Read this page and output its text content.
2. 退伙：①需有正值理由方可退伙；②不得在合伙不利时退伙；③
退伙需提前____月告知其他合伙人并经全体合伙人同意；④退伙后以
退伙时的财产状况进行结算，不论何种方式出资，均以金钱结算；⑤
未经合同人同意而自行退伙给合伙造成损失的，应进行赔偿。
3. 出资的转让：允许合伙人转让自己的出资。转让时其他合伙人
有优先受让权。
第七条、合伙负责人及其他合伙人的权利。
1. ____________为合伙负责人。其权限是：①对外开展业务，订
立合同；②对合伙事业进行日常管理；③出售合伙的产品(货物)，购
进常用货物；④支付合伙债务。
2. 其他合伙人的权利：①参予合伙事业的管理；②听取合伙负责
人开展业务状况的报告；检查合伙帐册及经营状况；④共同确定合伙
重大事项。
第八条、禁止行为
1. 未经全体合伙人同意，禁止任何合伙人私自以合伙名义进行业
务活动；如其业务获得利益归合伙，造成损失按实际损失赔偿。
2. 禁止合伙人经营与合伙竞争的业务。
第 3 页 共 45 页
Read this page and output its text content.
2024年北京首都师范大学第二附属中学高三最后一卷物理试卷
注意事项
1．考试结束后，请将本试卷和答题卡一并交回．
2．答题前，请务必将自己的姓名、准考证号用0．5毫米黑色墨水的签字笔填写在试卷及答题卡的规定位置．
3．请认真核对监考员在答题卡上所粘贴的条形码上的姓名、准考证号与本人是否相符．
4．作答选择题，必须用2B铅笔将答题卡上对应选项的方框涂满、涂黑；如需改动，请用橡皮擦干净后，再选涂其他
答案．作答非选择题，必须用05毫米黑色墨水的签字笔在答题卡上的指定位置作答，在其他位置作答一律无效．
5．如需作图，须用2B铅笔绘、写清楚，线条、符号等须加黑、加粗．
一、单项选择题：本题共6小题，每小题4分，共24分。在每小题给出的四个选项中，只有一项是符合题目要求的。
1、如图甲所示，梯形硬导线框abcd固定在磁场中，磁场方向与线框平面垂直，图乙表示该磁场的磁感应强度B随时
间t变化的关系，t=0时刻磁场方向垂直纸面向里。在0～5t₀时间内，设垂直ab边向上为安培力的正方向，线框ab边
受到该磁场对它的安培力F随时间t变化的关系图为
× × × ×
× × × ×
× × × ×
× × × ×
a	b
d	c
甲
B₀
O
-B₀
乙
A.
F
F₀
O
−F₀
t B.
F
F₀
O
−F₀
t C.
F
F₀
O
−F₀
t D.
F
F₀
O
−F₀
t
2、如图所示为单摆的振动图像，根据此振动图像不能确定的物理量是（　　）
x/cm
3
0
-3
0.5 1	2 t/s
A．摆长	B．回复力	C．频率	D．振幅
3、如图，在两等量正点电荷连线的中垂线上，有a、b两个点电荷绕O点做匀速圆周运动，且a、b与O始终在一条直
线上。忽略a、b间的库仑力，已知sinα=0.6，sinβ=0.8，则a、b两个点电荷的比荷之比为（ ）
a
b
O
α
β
• • • • •
• [Direction] Restate each record word for word.

• [Exercise answer]
Read this page and output its text content.
2. 退伙：①需有正值理由方可退伙；②不得在合伙不利时退伙；③
退伙需提前____月告知其他合伙人并经全体合伙人同意；④退伙后以
退伙时的财产状况进行结算，不论何种方式出资，均以金钱结算；⑤
未经合同人同意而自行退伙给合伙造成损失的，应进行赔偿。
3. 出资的转让：允许合伙人转让自己的出资。转让时其他合伙人
有优先受让权。
第七条、合伙负责人及其他合伙人的权利。
1. ____________为合伙负责人。其权限是：①对外开展业务，订
立合同；②对合伙事业进行日常管理；③出售合伙的产品(货物)，购
进常用货物；④支付合伙债务。
2. 其他合伙人的权利：①参予合伙事业的管理；②听取合伙负责
人开展业务状况的报告；检查合伙帐册及经营状况；④共同确定合伙
重大事项。
第八条、禁止行为
1. 未经全体合伙人同意，禁止任何合伙人私自以合伙名义进行业
务活动；如其业务获得利益归合伙，造成损失按实际损失赔偿。
2. 禁止合伙人经营与合伙竞争的业务。
第 3 页 共 45 页
Read this page and output its text content.
2024年北京首都师范大学第二附属中学高三最后一卷物理试卷
注意事项
1．考试结束后，请将本试卷和答题卡一并交回．
2．答题前，请务必将自己的姓名、准考证号用0．5毫米黑色墨水的签字笔填写在试卷及答题卡的规定位置．
3．请认真核对监考员在答题卡上所粘贴的条形码上的姓名、准考证号与本人是否相符．
4．作答选择题，必须用2B铅笔将答题卡上对应选项的方框涂满、涂黑；如需改动，请用橡皮擦干净后，再选涂其他
答案．作答非选择题，必须用05毫米黑色墨水的签字笔在答题卡上的指定位置作答，在其他位置作答一律无效．
5．如需作图，须用2B铅笔绘、写清楚，线条、符号等须加黑、加粗．
一、单项选择题：本题共6小题，每小题4分，共24分。在每小题给出的四个选项中，只有一项是符合题目要求的。
1、如图甲所示，梯形硬导线框abcd固定在磁场中，磁场方向与线框平面垂直，图乙表示该磁场的磁感应强度B随时
间t变化的关系，t=0时刻磁场方向垂直纸面向里。在0～5t₀时间内，设垂直ab边向上为安培力的正方向，线框ab边
受到该磁场对它的安培力F随时间t变化的关系图为
× × × ×
× × × ×
× × × ×
× × × ×
a	b
d	c
甲
B₀
O
-B₀
乙
A.
F
F₀
O
−F₀
t B.
F
F₀
O
−F₀
t C.
F
F₀
O
−F₀
t D.
F
F₀
O
−F₀
t
2、如图所示为单摆的振动图像，根据此振动图像不能确定的物理量是（　　）
x/cm
3
0
-3
0.5 1	2 t/s
A．摆长	B．回复力	C．频率	D．振幅
3、如图，在两等量正点电荷连线的中垂线上，有a、b两个点电荷绕O点做匀速圆周运动，且a、b与O始终在一条直
线上。忽略a、b间的库仑力，已知sinα=0.6，sinβ=0.8，则a、b两个点电荷的比荷之比为（ ）
a
b
O
α
β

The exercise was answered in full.